(Collected data)

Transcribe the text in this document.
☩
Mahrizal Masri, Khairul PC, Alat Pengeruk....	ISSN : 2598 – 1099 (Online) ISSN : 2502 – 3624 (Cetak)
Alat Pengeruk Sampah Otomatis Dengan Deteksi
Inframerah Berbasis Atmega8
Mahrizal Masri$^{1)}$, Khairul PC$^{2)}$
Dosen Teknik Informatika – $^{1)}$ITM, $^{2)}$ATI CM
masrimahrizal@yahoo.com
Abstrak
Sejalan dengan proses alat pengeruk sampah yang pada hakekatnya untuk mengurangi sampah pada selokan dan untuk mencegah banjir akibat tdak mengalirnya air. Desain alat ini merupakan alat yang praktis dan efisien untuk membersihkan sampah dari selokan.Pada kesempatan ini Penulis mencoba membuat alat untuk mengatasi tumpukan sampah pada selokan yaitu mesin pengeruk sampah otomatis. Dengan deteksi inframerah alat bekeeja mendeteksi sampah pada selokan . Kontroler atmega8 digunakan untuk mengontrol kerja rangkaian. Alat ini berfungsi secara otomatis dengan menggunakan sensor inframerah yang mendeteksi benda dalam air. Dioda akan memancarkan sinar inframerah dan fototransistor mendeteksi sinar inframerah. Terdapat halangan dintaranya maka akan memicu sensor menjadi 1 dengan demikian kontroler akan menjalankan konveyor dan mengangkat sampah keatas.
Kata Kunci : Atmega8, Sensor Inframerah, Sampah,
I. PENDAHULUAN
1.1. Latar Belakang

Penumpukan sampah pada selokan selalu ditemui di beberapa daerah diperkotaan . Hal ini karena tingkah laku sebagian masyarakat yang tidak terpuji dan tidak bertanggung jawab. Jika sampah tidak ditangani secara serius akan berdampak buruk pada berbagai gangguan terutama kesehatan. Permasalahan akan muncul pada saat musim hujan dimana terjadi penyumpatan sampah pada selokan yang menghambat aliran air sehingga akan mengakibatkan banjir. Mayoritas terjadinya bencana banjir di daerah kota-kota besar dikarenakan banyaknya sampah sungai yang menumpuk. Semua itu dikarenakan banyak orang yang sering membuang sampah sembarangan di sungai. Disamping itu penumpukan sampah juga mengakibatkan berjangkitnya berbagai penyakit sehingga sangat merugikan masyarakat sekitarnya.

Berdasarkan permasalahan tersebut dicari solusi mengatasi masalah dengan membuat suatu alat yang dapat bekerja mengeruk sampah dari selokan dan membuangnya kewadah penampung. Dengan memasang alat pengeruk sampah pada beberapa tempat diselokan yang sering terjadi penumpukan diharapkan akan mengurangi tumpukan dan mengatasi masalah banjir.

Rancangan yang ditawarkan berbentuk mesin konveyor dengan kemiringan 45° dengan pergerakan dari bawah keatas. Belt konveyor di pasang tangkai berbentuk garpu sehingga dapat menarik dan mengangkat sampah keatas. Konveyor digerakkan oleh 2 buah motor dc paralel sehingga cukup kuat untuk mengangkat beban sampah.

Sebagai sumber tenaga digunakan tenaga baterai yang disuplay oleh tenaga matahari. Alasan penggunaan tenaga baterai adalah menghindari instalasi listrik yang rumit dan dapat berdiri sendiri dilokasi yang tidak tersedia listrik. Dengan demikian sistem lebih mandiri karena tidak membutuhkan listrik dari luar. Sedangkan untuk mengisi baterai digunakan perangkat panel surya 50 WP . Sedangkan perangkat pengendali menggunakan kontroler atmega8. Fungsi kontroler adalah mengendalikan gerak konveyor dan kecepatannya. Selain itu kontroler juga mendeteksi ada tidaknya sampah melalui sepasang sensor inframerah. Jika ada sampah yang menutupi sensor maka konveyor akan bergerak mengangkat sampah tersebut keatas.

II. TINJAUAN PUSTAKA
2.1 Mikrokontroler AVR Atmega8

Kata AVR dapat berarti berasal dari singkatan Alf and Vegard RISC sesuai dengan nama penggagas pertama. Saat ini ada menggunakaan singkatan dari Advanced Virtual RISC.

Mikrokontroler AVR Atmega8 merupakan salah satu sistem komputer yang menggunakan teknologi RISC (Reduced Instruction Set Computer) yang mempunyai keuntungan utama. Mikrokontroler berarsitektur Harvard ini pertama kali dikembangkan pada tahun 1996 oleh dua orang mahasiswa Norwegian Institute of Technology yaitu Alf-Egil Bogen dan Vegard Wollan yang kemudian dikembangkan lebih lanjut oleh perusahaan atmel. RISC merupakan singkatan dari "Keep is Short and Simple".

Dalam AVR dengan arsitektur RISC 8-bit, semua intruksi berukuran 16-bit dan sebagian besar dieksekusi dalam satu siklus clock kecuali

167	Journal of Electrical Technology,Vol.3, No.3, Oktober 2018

What you are asked to do
Lines that hold the word "pertama" are the ones to return, every one of them.

Task response
Kata AVR dapat berarti berasal dari singkatan Alf and Vegard RISC sesuai dengan nama penggagas pertama. Saat ini ada menggunakaan singkatan dari Advanced Virtual RISC.
Mikrokontroler AVR Atmega8 merupakan salah satu sistem komputer yang menggunakan teknologi RISC (Reduced Instruction Set Computer) yang mempunyai keuntungan utama. Mikrokontroler berarsitektur Harvard ini pertama kali dikembangkan pada tahun 1996 oleh dua orang mahasiswa Norwegian Institute of Technology yaitu Alf-Egil Bogen dan Vegard Wollan yang kemudian dikembangkan lebih lanjut oleh perusahaan atmel. RISC merupakan singkatan dari "Keep is Short and Simple".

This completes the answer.